WHAT THE TASK ASKS:
Repeat the entries below exactly as they appear, with no pictures.

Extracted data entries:

-- BEGIN --

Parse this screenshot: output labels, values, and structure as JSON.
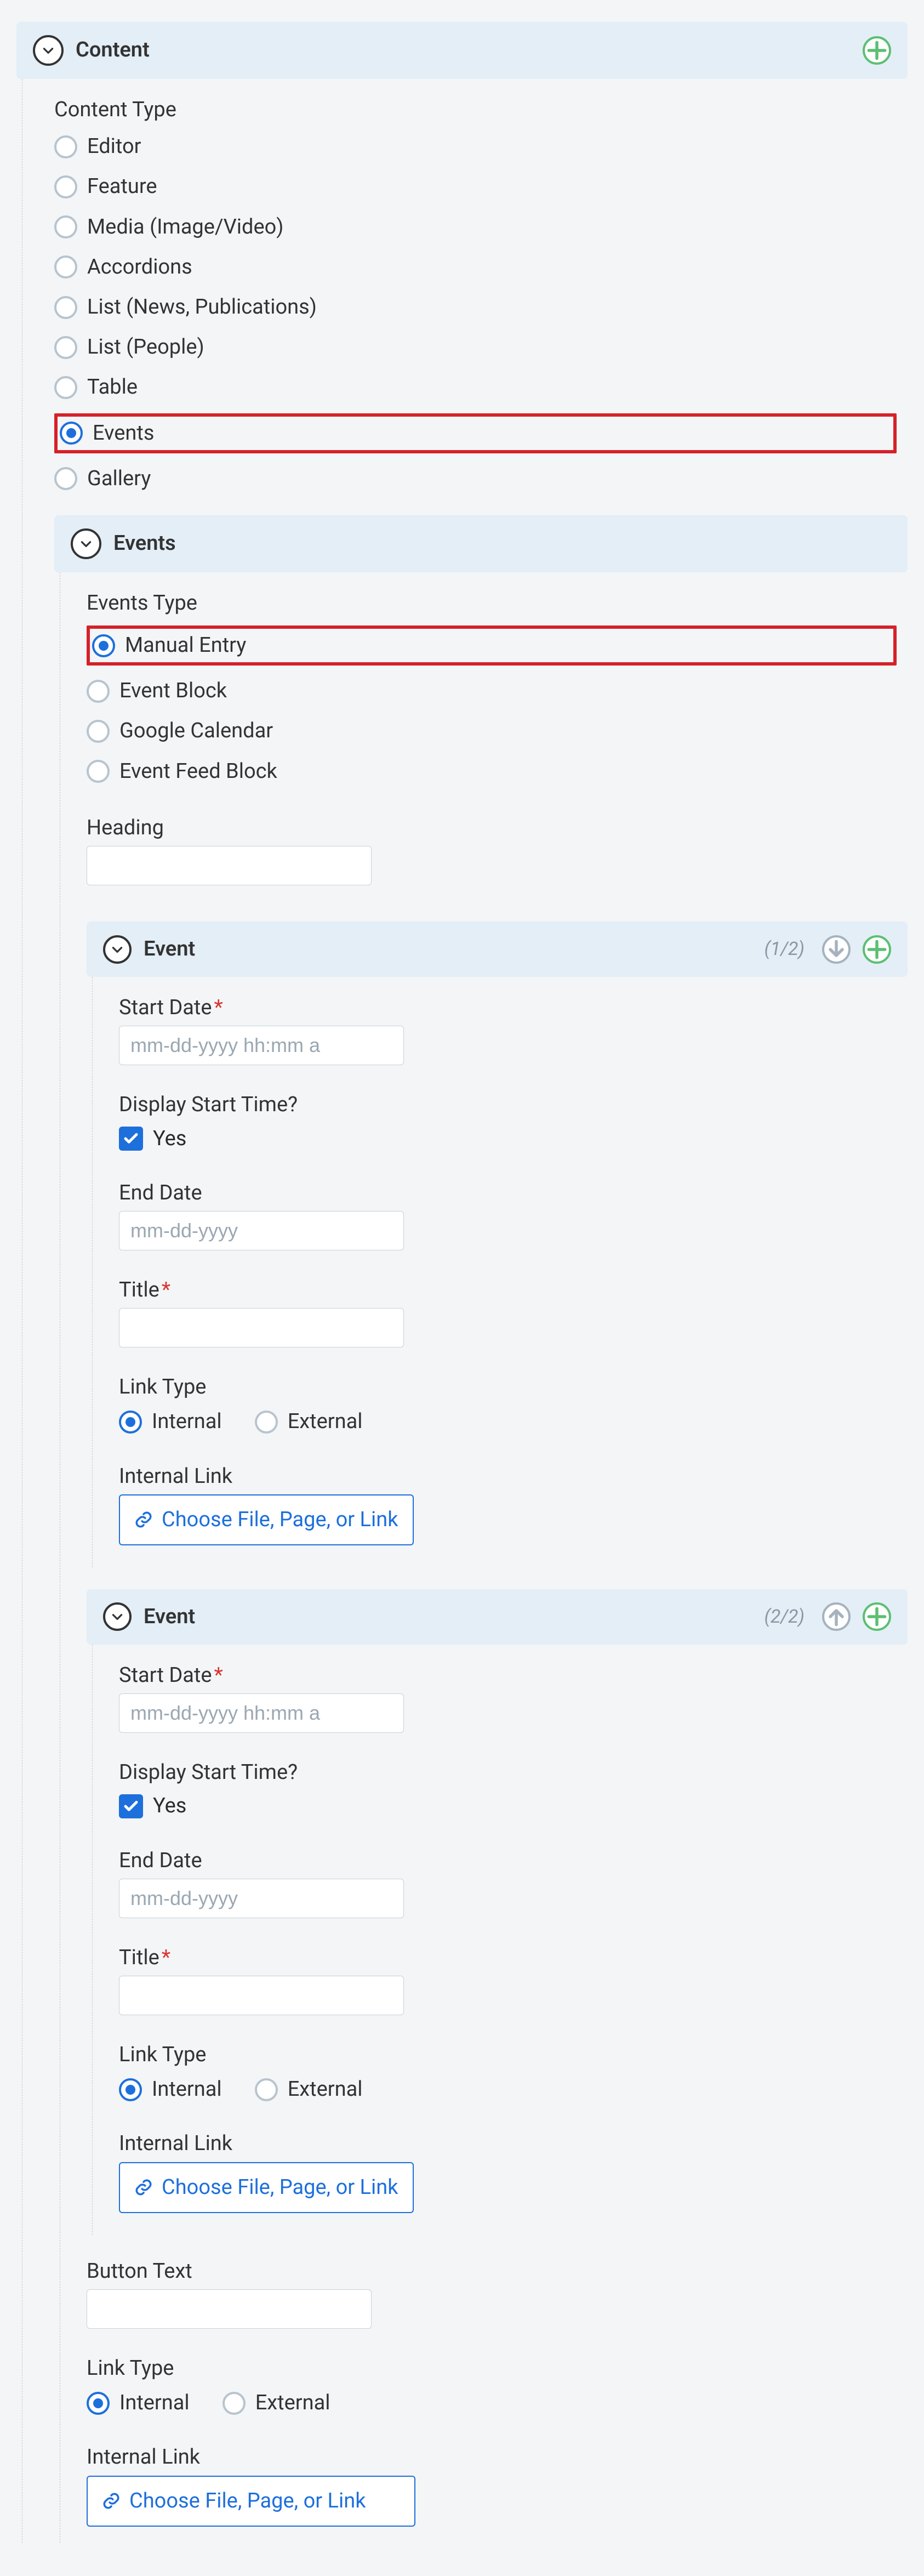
{
  "content": {
    "title": "Content",
    "type_label": "Content Type",
    "options": [
      "Editor",
      "Feature",
      "Media (Image/Video)",
      "Accordions",
      "List (News, Publications)",
      "List (People)",
      "Table",
      "Events",
      "Gallery"
    ],
    "selected": "Events"
  },
  "events": {
    "title": "Events",
    "type_label": "Events Type",
    "options": [
      "Manual Entry",
      "Event Block",
      "Google Calendar",
      "Event Feed Block"
    ],
    "selected": "Manual Entry",
    "heading_label": "Heading",
    "heading_value": "",
    "button_text_label": "Button Text",
    "button_text_value": "",
    "link_type_label": "Link Type",
    "link_type_options": [
      "Internal",
      "External"
    ],
    "link_type_selected": "Internal",
    "internal_link_label": "Internal Link",
    "choose_label": "Choose File, Page, or Link",
    "items": [
      {
        "title": "Event",
        "counter": "(1/2)",
        "start_date_label": "Start Date",
        "start_date_placeholder": "mm-dd-yyyy hh:mm a",
        "display_start_time_label": "Display Start Time?",
        "yes_label": "Yes",
        "end_date_label": "End Date",
        "end_date_placeholder": "mm-dd-yyyy",
        "title_label": "Title",
        "link_type_label": "Link Type",
        "link_type_options": [
          "Internal",
          "External"
        ],
        "link_type_selected": "Internal",
        "internal_link_label": "Internal Link",
        "choose_label": "Choose File, Page, or Link"
      },
      {
        "title": "Event",
        "counter": "(2/2)",
        "start_date_label": "Start Date",
        "start_date_placeholder": "mm-dd-yyyy hh:mm a",
        "display_start_time_label": "Display Start Time?",
        "yes_label": "Yes",
        "end_date_label": "End Date",
        "end_date_placeholder": "mm-dd-yyyy",
        "title_label": "Title",
        "link_type_label": "Link Type",
        "link_type_options": [
          "Internal",
          "External"
        ],
        "link_type_selected": "Internal",
        "internal_link_label": "Internal Link",
        "choose_label": "Choose File, Page, or Link"
      }
    ]
  }
}
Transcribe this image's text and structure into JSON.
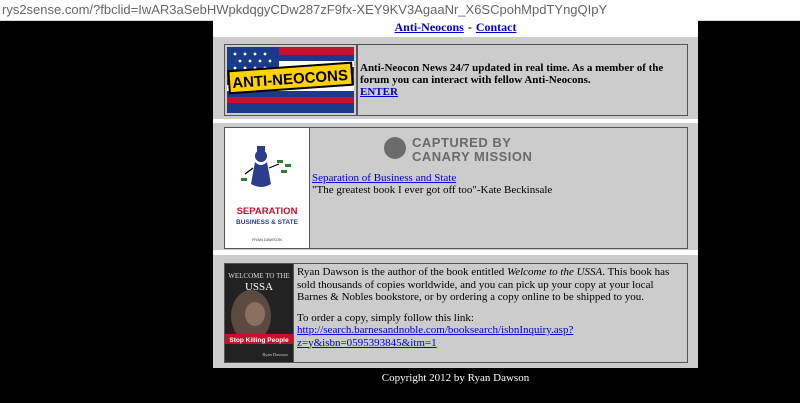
{
  "browser": {
    "url": "rys2sense.com/?fbclid=IwAR3aSebHWpkdqgyCDw287zF9fx-XEY9KV3AgaaNr_X6SCpohMpdTYngQIpY"
  },
  "nav": {
    "links": [
      "Anti-Neocons",
      "Contact"
    ],
    "separator": "-"
  },
  "section1": {
    "logo_text": "ANTI-NEOCONS",
    "description": "Anti-Neocon News 24/7 updated in real time. As a member of the forum you can interact with fellow Anti-Neocons.",
    "enter_link": "ENTER"
  },
  "section2": {
    "watermark_line1": "CAPTURED BY",
    "watermark_line2": "CANARY MISSION",
    "book_link": "Separation of Business and State",
    "quote": "\"The greatest book I ever got off too\"-Kate Beckinsale",
    "cover_title_line1": "SEPARATION",
    "cover_title_line2": "BUSINESS & STATE",
    "cover_author": "RYAN DAWSON"
  },
  "section3": {
    "text_before": "Ryan Dawson is the author of the book entitled ",
    "book_title": "Welcome to the USSA",
    "text_after": ". This book has sold thousands of copies worldwide, and you can pick up your copy at your local Barnes & Nobles bookstore, or by ordering a copy online to be shipped to you.",
    "order_text": "To order a copy, simply follow this link:",
    "order_link": "http://search.barnesandnoble.com/booksearch/isbnInquiry.asp?z=y&isbn=0595393845&itm=1",
    "cover_title_line1": "WELCOME TO THE",
    "cover_title_line2": "USSA",
    "cover_banner": "Stop Killing People",
    "cover_author": "Ryan Dawson"
  },
  "footer": {
    "copyright": "Copyright 2012 by Ryan Dawson"
  },
  "colors": {
    "background": "#000000",
    "panel": "#cccccc",
    "link": "#0000cc",
    "footer_text": "#ffffff"
  }
}
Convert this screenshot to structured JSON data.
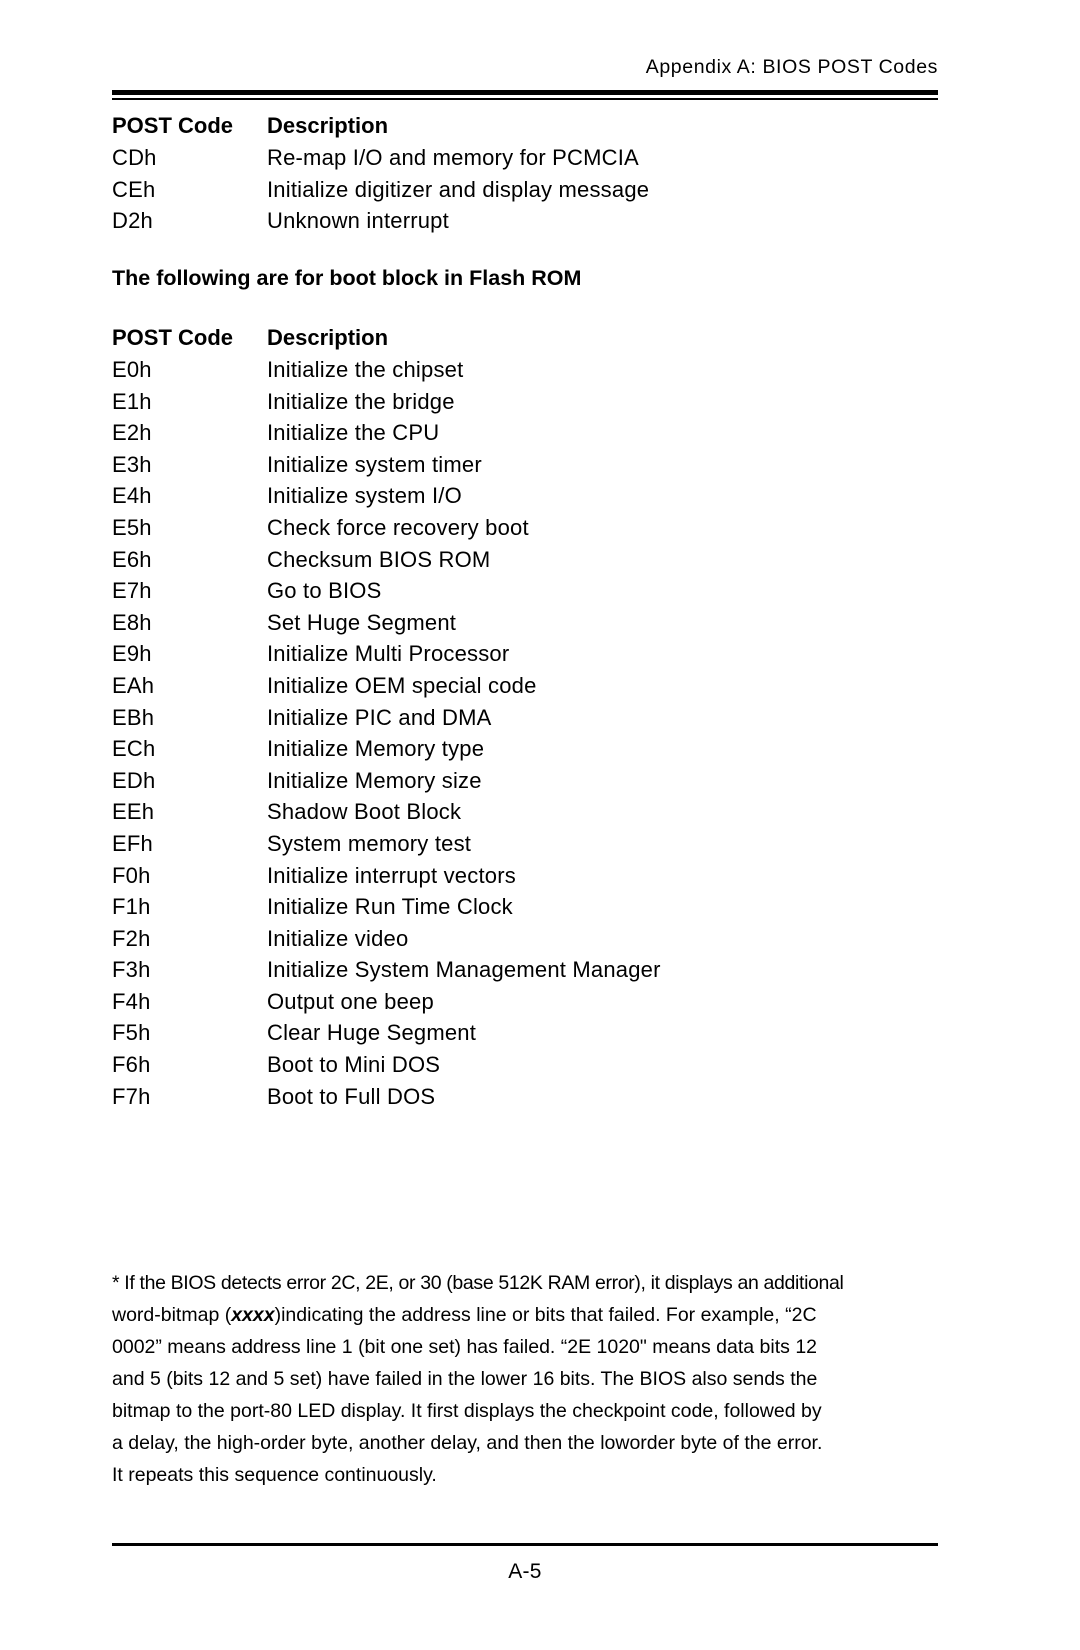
{
  "header": {
    "running_head": "Appendix A: BIOS POST Codes"
  },
  "table_one": {
    "columns": {
      "code": "POST Code",
      "description": "Description"
    },
    "rows": [
      {
        "code": "CDh",
        "description": "Re-map I/O and memory for PCMCIA"
      },
      {
        "code": "CEh",
        "description": "Initialize digitizer and display message"
      },
      {
        "code": "D2h",
        "description": "Unknown interrupt"
      }
    ]
  },
  "section_heading": "The following are for boot block in Flash ROM",
  "table_two": {
    "columns": {
      "code": "POST Code",
      "description": "Description"
    },
    "rows": [
      {
        "code": "E0h",
        "description": "Initialize the chipset"
      },
      {
        "code": "E1h",
        "description": "Initialize the bridge"
      },
      {
        "code": "E2h",
        "description": "Initialize the CPU"
      },
      {
        "code": "E3h",
        "description": "Initialize system timer"
      },
      {
        "code": "E4h",
        "description": "Initialize system I/O"
      },
      {
        "code": "E5h",
        "description": "Check force recovery boot"
      },
      {
        "code": "E6h",
        "description": "Checksum BIOS ROM"
      },
      {
        "code": "E7h",
        "description": "Go to BIOS"
      },
      {
        "code": "E8h",
        "description": "Set Huge Segment"
      },
      {
        "code": "E9h",
        "description": "Initialize Multi Processor"
      },
      {
        "code": "EAh",
        "description": "Initialize OEM special code"
      },
      {
        "code": "EBh",
        "description": "Initialize PIC and DMA"
      },
      {
        "code": "ECh",
        "description": "Initialize Memory type"
      },
      {
        "code": "EDh",
        "description": "Initialize Memory size"
      },
      {
        "code": "EEh",
        "description": "Shadow Boot Block"
      },
      {
        "code": "EFh",
        "description": "System memory test"
      },
      {
        "code": "F0h",
        "description": "Initialize interrupt vectors"
      },
      {
        "code": "F1h",
        "description": "Initialize Run Time Clock"
      },
      {
        "code": "F2h",
        "description": "Initialize video"
      },
      {
        "code": "F3h",
        "description": "Initialize System Management Manager"
      },
      {
        "code": "F4h",
        "description": "Output one beep"
      },
      {
        "code": "F5h",
        "description": "Clear Huge Segment"
      },
      {
        "code": "F6h",
        "description": "Boot to Mini DOS"
      },
      {
        "code": "F7h",
        "description": "Boot to Full DOS"
      }
    ]
  },
  "footnote": {
    "lines": [
      "* If the BIOS detects error 2C, 2E, or 30 (base 512K RAM error), it displays an additional",
      "indicating the address line or bits that failed.  For example, “2C",
      "0002” means address line 1 (bit one set) has failed.  “2E 1020\" means data bits 12",
      "and 5 (bits 12 and 5 set) have failed in the lower 16 bits.  The BIOS also sends the",
      "bitmap to the port-80 LED display.  It first displays the checkpoint code, followed by",
      "a delay, the high-order byte, another delay, and then the loworder byte of the error.",
      "It repeats this sequence continuously."
    ],
    "line2_prefix": "word-bitmap (",
    "line2_emphasis": "xxxx",
    "line2_suffix": ")"
  },
  "footer": {
    "page_number": "A-5"
  }
}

-- END --

RESULT OF THIS EXERCISE:
Parse this screenshot: output labels, values, and structure as JSON.
{
  "content": {
    "title": "Content",
    "type_label": "Content Type",
    "options": [
      "Editor",
      "Feature",
      "Media (Image/Video)",
      "Accordions",
      "List (News, Publications)",
      "List (People)",
      "Table",
      "Events",
      "Gallery"
    ],
    "selected": "Events"
  },
  "events": {
    "title": "Events",
    "type_label": "Events Type",
    "options": [
      "Manual Entry",
      "Event Block",
      "Google Calendar",
      "Event Feed Block"
    ],
    "selected": "Manual Entry",
    "heading_label": "Heading",
    "heading_value": "",
    "button_text_label": "Button Text",
    "button_text_value": "",
    "link_type_label": "Link Type",
    "link_type_options": [
      "Internal",
      "External"
    ],
    "link_type_selected": "Internal",
    "internal_link_label": "Internal Link",
    "choose_label": "Choose File, Page, or Link",
    "items": [
      {
        "title": "Event",
        "counter": "(1/2)",
        "start_date_label": "Start Date",
        "start_date_placeholder": "mm-dd-yyyy hh:mm a",
        "display_start_time_label": "Display Start Time?",
        "yes_label": "Yes",
        "end_date_label": "End Date",
        "end_date_placeholder": "mm-dd-yyyy",
        "title_label": "Title",
        "link_type_label": "Link Type",
        "link_type_options": [
          "Internal",
          "External"
        ],
        "link_type_selected": "Internal",
        "internal_link_label": "Internal Link",
        "choose_label": "Choose File, Page, or Link"
      },
      {
        "title": "Event",
        "counter": "(2/2)",
        "start_date_label": "Start Date",
        "start_date_placeholder": "mm-dd-yyyy hh:mm a",
        "display_start_time_label": "Display Start Time?",
        "yes_label": "Yes",
        "end_date_label": "End Date",
        "end_date_placeholder": "mm-dd-yyyy",
        "title_label": "Title",
        "link_type_label": "Link Type",
        "link_type_options": [
          "Internal",
          "External"
        ],
        "link_type_selected": "Internal",
        "internal_link_label": "Internal Link",
        "choose_label": "Choose File, Page, or Link"
      }
    ]
  }
}
Transcribe this image's text and structure into JSON.
{
  "browser": {
    "url": "rys2sense.com/?fbclid=IwAR3aSebHWpkdqgyCDw287zF9fx-XEY9KV3AgaaNr_X6SCpohMpdTYngQIpY"
  },
  "nav": {
    "links": [
      "Anti-Neocons",
      "Contact"
    ],
    "separator": "-"
  },
  "section1": {
    "logo_text": "ANTI-NEOCONS",
    "description": "Anti-Neocon News 24/7 updated in real time. As a member of the forum you can interact with fellow Anti-Neocons.",
    "enter_link": "ENTER"
  },
  "section2": {
    "watermark_line1": "CAPTURED BY",
    "watermark_line2": "CANARY MISSION",
    "book_link": "Separation of Business and State",
    "quote": "\"The greatest book I ever got off too\"-Kate Beckinsale",
    "cover_title_line1": "SEPARATION",
    "cover_title_line2": "BUSINESS & STATE",
    "cover_author": "RYAN DAWSON"
  },
  "section3": {
    "text_before": "Ryan Dawson is the author of the book entitled ",
    "book_title": "Welcome to the USSA",
    "text_after": ". This book has sold thousands of copies worldwide, and you can pick up your copy at your local Barnes & Nobles bookstore, or by ordering a copy online to be shipped to you.",
    "order_text": "To order a copy, simply follow this link:",
    "order_link": "http://search.barnesandnoble.com/booksearch/isbnInquiry.asp?z=y&isbn=0595393845&itm=1",
    "cover_title_line1": "WELCOME TO THE",
    "cover_title_line2": "USSA",
    "cover_banner": "Stop Killing People",
    "cover_author": "Ryan Dawson"
  },
  "footer": {
    "copyright": "Copyright 2012 by Ryan Dawson"
  },
  "colors": {
    "background": "#000000",
    "panel": "#cccccc",
    "link": "#0000cc",
    "footer_text": "#ffffff"
  }
}
Convert this screenshot to structured JSON data.
{
  "header": {
    "running_head": "Appendix A: BIOS POST Codes"
  },
  "table_one": {
    "columns": {
      "code": "POST Code",
      "description": "Description"
    },
    "rows": [
      {
        "code": "CDh",
        "description": "Re-map I/O and memory for PCMCIA"
      },
      {
        "code": "CEh",
        "description": "Initialize digitizer and display message"
      },
      {
        "code": "D2h",
        "description": "Unknown interrupt"
      }
    ]
  },
  "section_heading": "The following are for boot block in Flash ROM",
  "table_two": {
    "columns": {
      "code": "POST Code",
      "description": "Description"
    },
    "rows": [
      {
        "code": "E0h",
        "description": "Initialize the chipset"
      },
      {
        "code": "E1h",
        "description": "Initialize the bridge"
      },
      {
        "code": "E2h",
        "description": "Initialize the CPU"
      },
      {
        "code": "E3h",
        "description": "Initialize system timer"
      },
      {
        "code": "E4h",
        "description": "Initialize system I/O"
      },
      {
        "code": "E5h",
        "description": "Check force recovery boot"
      },
      {
        "code": "E6h",
        "description": "Checksum BIOS ROM"
      },
      {
        "code": "E7h",
        "description": "Go to BIOS"
      },
      {
        "code": "E8h",
        "description": "Set Huge Segment"
      },
      {
        "code": "E9h",
        "description": "Initialize Multi Processor"
      },
      {
        "code": "EAh",
        "description": "Initialize OEM special code"
      },
      {
        "code": "EBh",
        "description": "Initialize PIC and DMA"
      },
      {
        "code": "ECh",
        "description": "Initialize Memory type"
      },
      {
        "code": "EDh",
        "description": "Initialize Memory size"
      },
      {
        "code": "EEh",
        "description": "Shadow Boot Block"
      },
      {
        "code": "EFh",
        "description": "System memory test"
      },
      {
        "code": "F0h",
        "description": "Initialize interrupt vectors"
      },
      {
        "code": "F1h",
        "description": "Initialize Run Time Clock"
      },
      {
        "code": "F2h",
        "description": "Initialize video"
      },
      {
        "code": "F3h",
        "description": "Initialize System Management Manager"
      },
      {
        "code": "F4h",
        "description": "Output one beep"
      },
      {
        "code": "F5h",
        "description": "Clear Huge Segment"
      },
      {
        "code": "F6h",
        "description": "Boot to Mini DOS"
      },
      {
        "code": "F7h",
        "description": "Boot to Full DOS"
      }
    ]
  },
  "footnote": {
    "lines": [
      "* If the BIOS detects error 2C, 2E, or 30 (base 512K RAM error), it displays an additional",
      "indicating the address line or bits that failed.  For example, “2C",
      "0002” means address line 1 (bit one set) has failed.  “2E 1020\" means data bits 12",
      "and 5 (bits 12 and 5 set) have failed in the lower 16 bits.  The BIOS also sends the",
      "bitmap to the port-80 LED display.  It first displays the checkpoint code, followed by",
      "a delay, the high-order byte, another delay, and then the loworder byte of the error.",
      "It repeats this sequence continuously."
    ],
    "line2_prefix": "word-bitmap (",
    "line2_emphasis": "xxxx",
    "line2_suffix": ")"
  },
  "footer": {
    "page_number": "A-5"
  }
}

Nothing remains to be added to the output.